══ Records supplied ══

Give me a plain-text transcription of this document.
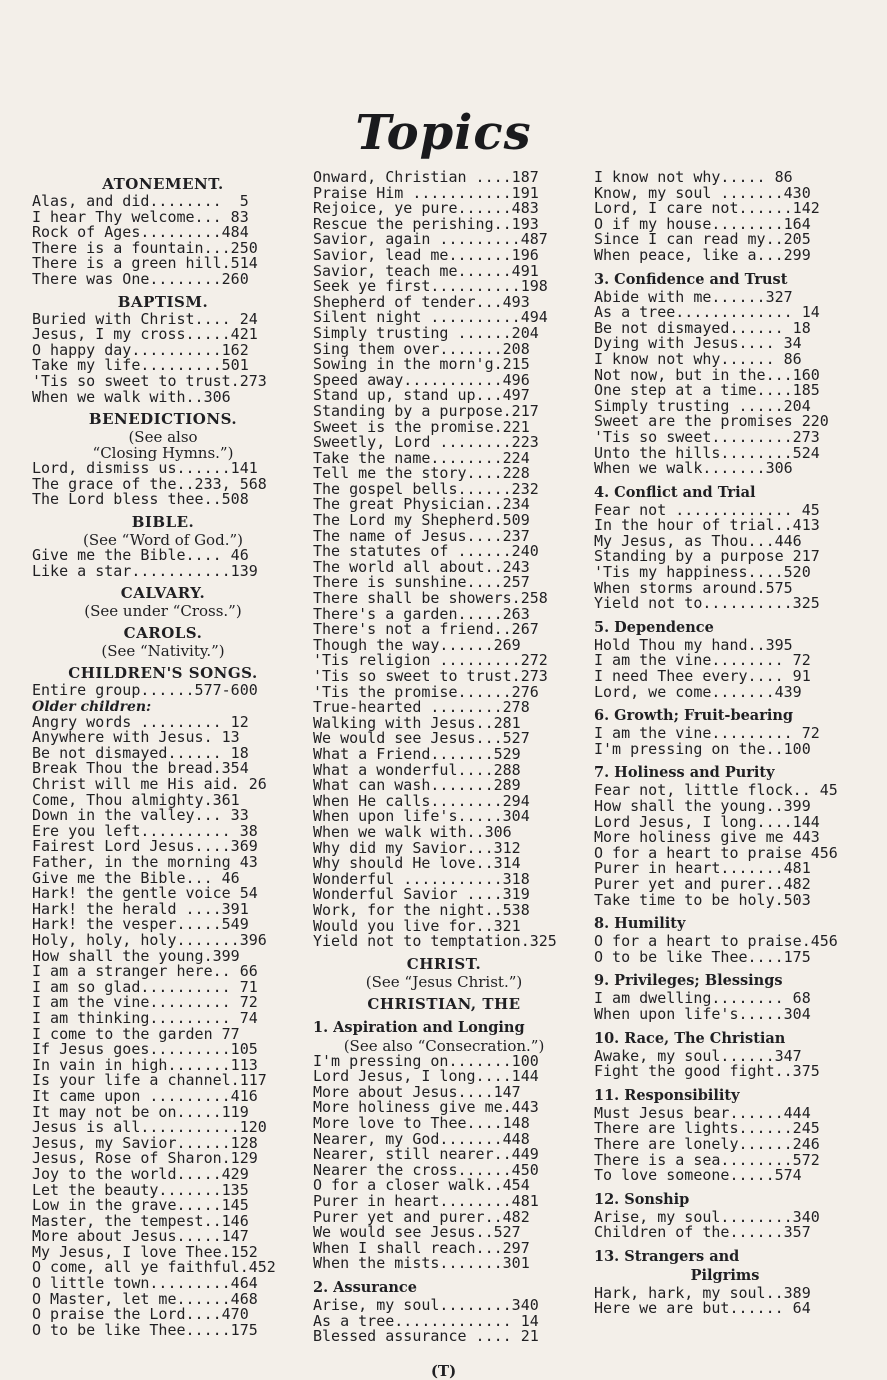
Topics
ATONEMENT.
Alas, and did........  5
I hear Thy welcome... 83
Rock of Ages.........484
There is a fountain...250
There is a green hill.514
There was One........260
BAPTISM.
Buried with Christ.... 24
Jesus, I my cross.....421
O happy day..........162
Take my life.........501
'Tis so sweet to trust.273
When we walk with..306
BENEDICTIONS.
(See also
“Closing Hymns.”)
Lord, dismiss us......141
The grace of the..233, 568
The Lord bless thee..508
BIBLE.
(See “Word of God.”)
Give me the Bible.... 46
Like a star...........139
CALVARY.
(See under “Cross.”)
CAROLS.
(See “Nativity.”)
CHILDREN'S SONGS.
Entire group......577-600
Older children:
Angry words ......... 12
Anywhere with Jesus. 13
Be not dismayed...... 18
Break Thou the bread.354
Christ will me His aid. 26
Come, Thou almighty.361
Down in the valley... 33
Ere you left.......... 38
Fairest Lord Jesus....369
Father, in the morning 43
Give me the Bible... 46
Hark! the gentle voice 54
Hark! the herald ....391
Hark! the vesper.....549
Holy, holy, holy.......396
How shall the young.399
I am a stranger here.. 66
I am so glad.......... 71
I am the vine......... 72
I am thinking......... 74
I come to the garden 77
If Jesus goes.........105
In vain in high.......113
Is your life a channel.117
It came upon .........416
It may not be on.....119
Jesus is all...........120
Jesus, my Savior......128
Jesus, Rose of Sharon.129
Joy to the world.....429
Let the beauty.......135
Low in the grave.....145
Master, the tempest..146
More about Jesus.....147
My Jesus, I love Thee.152
O come, all ye faithful.452
O little town.........464
O Master, let me......468
O praise the Lord....470
O to be like Thee.....175
Onward, Christian ....187
Praise Him ...........191
Rejoice, ye pure......483
Rescue the perishing..193
Savior, again .........487
Savior, lead me.......196
Savior, teach me......491
Seek ye first..........198
Shepherd of tender...493
Silent night ..........494
Simply trusting ......204
Sing them over.......208
Sowing in the morn'g.215
Speed away...........496
Stand up, stand up...497
Standing by a purpose.217
Sweet is the promise.221
Sweetly, Lord ........223
Take the name........224
Tell me the story....228
The gospel bells......232
The great Physician..234
The Lord my Shepherd.509
The name of Jesus....237
The statutes of ......240
The world all about..243
There is sunshine....257
There shall be showers.258
There's a garden.....263
There's not a friend..267
Though the way......269
'Tis religion .........272
'Tis so sweet to trust.273
'Tis the promise......276
True-hearted ........278
Walking with Jesus..281
We would see Jesus...527
What a Friend.......529
What a wonderful....288
What can wash.......289
When He calls........294
When upon life's.....304
When we walk with..306
Why did my Savior...312
Why should He love..314
Wonderful ...........318
Wonderful Savior ....319
Work, for the night..538
Would you live for..321
Yield not to temptation.325
CHRIST.
(See “Jesus Christ.”)
CHRISTIAN, THE
1. Aspiration and Longing
(See also “Consecration.”)
I'm pressing on.......100
Lord Jesus, I long....144
More about Jesus....147
More holiness give me.443
More love to Thee....148
Nearer, my God.......448
Nearer, still nearer..449
Nearer the cross......450
O for a closer walk..454
Purer in heart........481
Purer yet and purer..482
We would see Jesus..527
When I shall reach...297
When the mists.......301
2. Assurance
Arise, my soul........340
As a tree............. 14
Blessed assurance .... 21
I know not why..... 86
Know, my soul .......430
Lord, I care not......142
O if my house........164
Since I can read my..205
When peace, like a...299
3. Confidence and Trust
Abide with me......327
As a tree............. 14
Be not dismayed...... 18
Dying with Jesus.... 34
I know not why...... 86
Not now, but in the...160
One step at a time....185
Simply trusting .....204
Sweet are the promises 220
'Tis so sweet.........273
Unto the hills........524
When we walk.......306
4. Conflict and Trial
Fear not ............. 45
In the hour of trial..413
My Jesus, as Thou...446
Standing by a purpose 217
'Tis my happiness....520
When storms around.575
Yield not to..........325
5. Dependence
Hold Thou my hand..395
I am the vine........ 72
I need Thee every.... 91
Lord, we come.......439
6. Growth; Fruit-bearing
I am the vine......... 72
I'm pressing on the..100
7. Holiness and Purity
Fear not, little flock.. 45
How shall the young..399
Lord Jesus, I long....144
More holiness give me 443
O for a heart to praise 456
Purer in heart.......481
Purer yet and purer..482
Take time to be holy.503
8. Humility
O for a heart to praise.456
O to be like Thee....175
9. Privileges; Blessings
I am dwelling........ 68
When upon life's.....304
10. Race, The Christian
Awake, my soul......347
Fight the good fight..375
11. Responsibility
Must Jesus bear......444
There are lights......245
There are lonely......246
There is a sea........572
To love someone.....574
12. Sonship
Arise, my soul........340
Children of the......357
13. Strangers and
Pilgrims
Hark, hark, my soul..389
Here we are but...... 64
(T)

═══

What you have to do » Reproduce each entry precisely. Leave the pictures out.

Answer to the exercise »
Give me a plain-text transcription of this document.
Topics
ATONEMENT.
Alas, and did........  5
I hear Thy welcome... 83
Rock of Ages.........484
There is a fountain...250
There is a green hill.514
There was One........260
BAPTISM.
Buried with Christ.... 24
Jesus, I my cross.....421
O happy day..........162
Take my life.........501
'Tis so sweet to trust.273
When we walk with..306
BENEDICTIONS.
(See also
“Closing Hymns.”)
Lord, dismiss us......141
The grace of the..233, 568
The Lord bless thee..508
BIBLE.
(See “Word of God.”)
Give me the Bible.... 46
Like a star...........139
CALVARY.
(See under “Cross.”)
CAROLS.
(See “Nativity.”)
CHILDREN'S SONGS.
Entire group......577-600
Older children:
Angry words ......... 12
Anywhere with Jesus. 13
Be not dismayed...... 18
Break Thou the bread.354
Christ will me His aid. 26
Come, Thou almighty.361
Down in the valley... 33
Ere you left.......... 38
Fairest Lord Jesus....369
Father, in the morning 43
Give me the Bible... 46
Hark! the gentle voice 54
Hark! the herald ....391
Hark! the vesper.....549
Holy, holy, holy.......396
How shall the young.399
I am a stranger here.. 66
I am so glad.......... 71
I am the vine......... 72
I am thinking......... 74
I come to the garden 77
If Jesus goes.........105
In vain in high.......113
Is your life a channel.117
It came upon .........416
It may not be on.....119
Jesus is all...........120
Jesus, my Savior......128
Jesus, Rose of Sharon.129
Joy to the world.....429
Let the beauty.......135
Low in the grave.....145
Master, the tempest..146
More about Jesus.....147
My Jesus, I love Thee.152
O come, all ye faithful.452
O little town.........464
O Master, let me......468
O praise the Lord....470
O to be like Thee.....175
Onward, Christian ....187
Praise Him ...........191
Rejoice, ye pure......483
Rescue the perishing..193
Savior, again .........487
Savior, lead me.......196
Savior, teach me......491
Seek ye first..........198
Shepherd of tender...493
Silent night ..........494
Simply trusting ......204
Sing them over.......208
Sowing in the morn'g.215
Speed away...........496
Stand up, stand up...497
Standing by a purpose.217
Sweet is the promise.221
Sweetly, Lord ........223
Take the name........224
Tell me the story....228
The gospel bells......232
The great Physician..234
The Lord my Shepherd.509
The name of Jesus....237
The statutes of ......240
The world all about..243
There is sunshine....257
There shall be showers.258
There's a garden.....263
There's not a friend..267
Though the way......269
'Tis religion .........272
'Tis so sweet to trust.273
'Tis the promise......276
True-hearted ........278
Walking with Jesus..281
We would see Jesus...527
What a Friend.......529
What a wonderful....288
What can wash.......289
When He calls........294
When upon life's.....304
When we walk with..306
Why did my Savior...312
Why should He love..314
Wonderful ...........318
Wonderful Savior ....319
Work, for the night..538
Would you live for..321
Yield not to temptation.325
CHRIST.
(See “Jesus Christ.”)
CHRISTIAN, THE
1. Aspiration and Longing
(See also “Consecration.”)
I'm pressing on.......100
Lord Jesus, I long....144
More about Jesus....147
More holiness give me.443
More love to Thee....148
Nearer, my God.......448
Nearer, still nearer..449
Nearer the cross......450
O for a closer walk..454
Purer in heart........481
Purer yet and purer..482
We would see Jesus..527
When I shall reach...297
When the mists.......301
2. Assurance
Arise, my soul........340
As a tree............. 14
Blessed assurance .... 21
I know not why..... 86
Know, my soul .......430
Lord, I care not......142
O if my house........164
Since I can read my..205
When peace, like a...299
3. Confidence and Trust
Abide with me......327
As a tree............. 14
Be not dismayed...... 18
Dying with Jesus.... 34
I know not why...... 86
Not now, but in the...160
One step at a time....185
Simply trusting .....204
Sweet are the promises 220
'Tis so sweet.........273
Unto the hills........524
When we walk.......306
4. Conflict and Trial
Fear not ............. 45
In the hour of trial..413
My Jesus, as Thou...446
Standing by a purpose 217
'Tis my happiness....520
When storms around.575
Yield not to..........325
5. Dependence
Hold Thou my hand..395
I am the vine........ 72
I need Thee every.... 91
Lord, we come.......439
6. Growth; Fruit-bearing
I am the vine......... 72
I'm pressing on the..100
7. Holiness and Purity
Fear not, little flock.. 45
How shall the young..399
Lord Jesus, I long....144
More holiness give me 443
O for a heart to praise 456
Purer in heart.......481
Purer yet and purer..482
Take time to be holy.503
8. Humility
O for a heart to praise.456
O to be like Thee....175
9. Privileges; Blessings
I am dwelling........ 68
When upon life's.....304
10. Race, The Christian
Awake, my soul......347
Fight the good fight..375
11. Responsibility
Must Jesus bear......444
There are lights......245
There are lonely......246
There is a sea........572
To love someone.....574
12. Sonship
Arise, my soul........340
Children of the......357
13. Strangers and
Pilgrims
Hark, hark, my soul..389
Here we are but...... 64
(T)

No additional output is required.